- [The task]: Output each line exactly as it appears, skipping any embedded picture.
════════════════
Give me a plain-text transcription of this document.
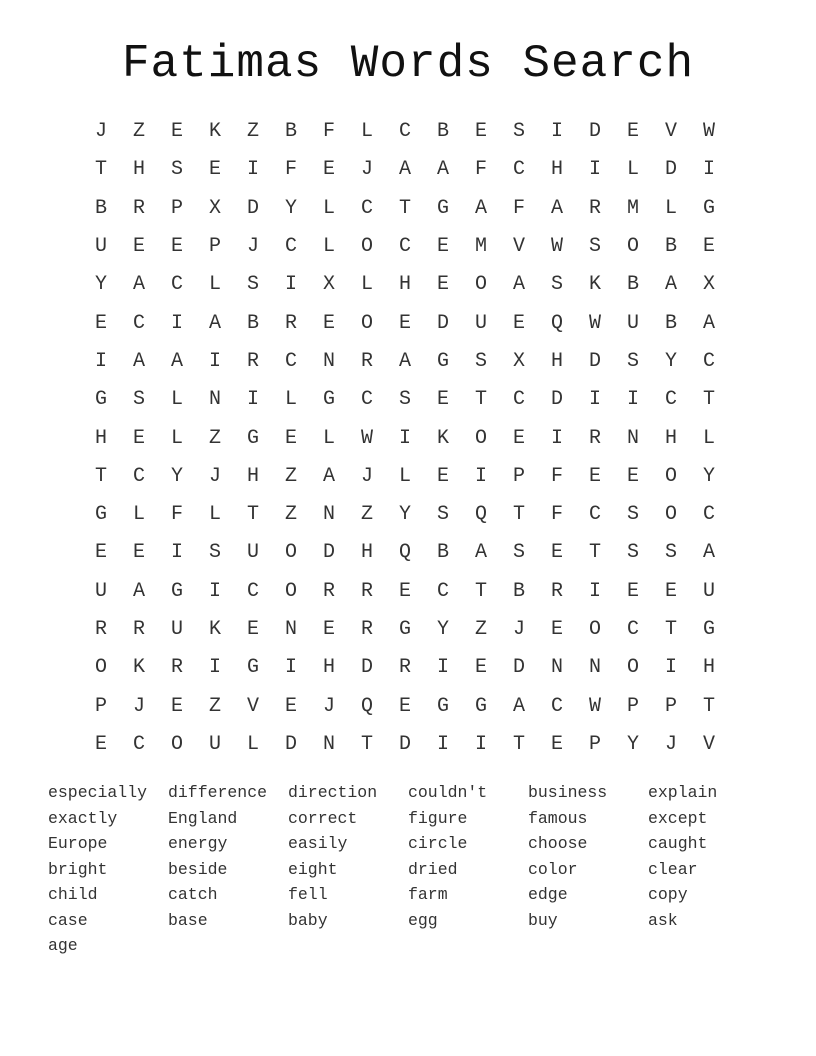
Fatimas Words Search
J	Z	E	K	Z	B	F	L	C	B	E	S	I	D	E	V	W
T	H	S	E	I	F	E	J	A	A	F	C	H	I	L	D	I
B	R	P	X	D	Y	L	C	T	G	A	F	A	R	M	L	G
U	E	E	P	J	C	L	O	C	E	M	V	W	S	O	B	E
Y	A	C	L	S	I	X	L	H	E	O	A	S	K	B	A	X
E	C	I	A	B	R	E	O	E	D	U	E	Q	W	U	B	A
I	A	A	I	R	C	N	R	A	G	S	X	H	D	S	Y	C
G	S	L	N	I	L	G	C	S	E	T	C	D	I	I	C	T
H	E	L	Z	G	E	L	W	I	K	O	E	I	R	N	H	L
T	C	Y	J	H	Z	A	J	L	E	I	P	F	E	E	O	Y
G	L	F	L	T	Z	N	Z	Y	S	Q	T	F	C	S	O	C
E	E	I	S	U	O	D	H	Q	B	A	S	E	T	S	S	A
U	A	G	I	C	O	R	R	E	C	T	B	R	I	E	E	U
R	R	U	K	E	N	E	R	G	Y	Z	J	E	O	C	T	G
O	K	R	I	G	I	H	D	R	I	E	D	N	N	O	I	H
P	J	E	Z	V	E	J	Q	E	G	G	A	C	W	P	P	T
E	C	O	U	L	D	N	T	D	I	I	T	E	P	Y	J	V
especially	difference	direction	couldn't	business	explain
exactly	England	correct	figure	famous	except
Europe	energy	easily	circle	choose	caught
bright	beside	eight	dried	color	clear
child	catch	fell	farm	edge	copy
case	base	baby	egg	buy	ask
age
════════════════
- [Answer to the problem]:
Give me a plain-text transcription of this document.
Fatimas Words Search
J	Z	E	K	Z	B	F	L	C	B	E	S	I	D	E	V	W
T	H	S	E	I	F	E	J	A	A	F	C	H	I	L	D	I
B	R	P	X	D	Y	L	C	T	G	A	F	A	R	M	L	G
U	E	E	P	J	C	L	O	C	E	M	V	W	S	O	B	E
Y	A	C	L	S	I	X	L	H	E	O	A	S	K	B	A	X
E	C	I	A	B	R	E	O	E	D	U	E	Q	W	U	B	A
I	A	A	I	R	C	N	R	A	G	S	X	H	D	S	Y	C
G	S	L	N	I	L	G	C	S	E	T	C	D	I	I	C	T
H	E	L	Z	G	E	L	W	I	K	O	E	I	R	N	H	L
T	C	Y	J	H	Z	A	J	L	E	I	P	F	E	E	O	Y
G	L	F	L	T	Z	N	Z	Y	S	Q	T	F	C	S	O	C
E	E	I	S	U	O	D	H	Q	B	A	S	E	T	S	S	A
U	A	G	I	C	O	R	R	E	C	T	B	R	I	E	E	U
R	R	U	K	E	N	E	R	G	Y	Z	J	E	O	C	T	G
O	K	R	I	G	I	H	D	R	I	E	D	N	N	O	I	H
P	J	E	Z	V	E	J	Q	E	G	G	A	C	W	P	P	T
E	C	O	U	L	D	N	T	D	I	I	T	E	P	Y	J	V
especially	difference	direction	couldn't	business	explain
exactly	England	correct	figure	famous	except
Europe	energy	easily	circle	choose	caught
bright	beside	eight	dried	color	clear
child	catch	fell	farm	edge	copy
case	base	baby	egg	buy	ask
age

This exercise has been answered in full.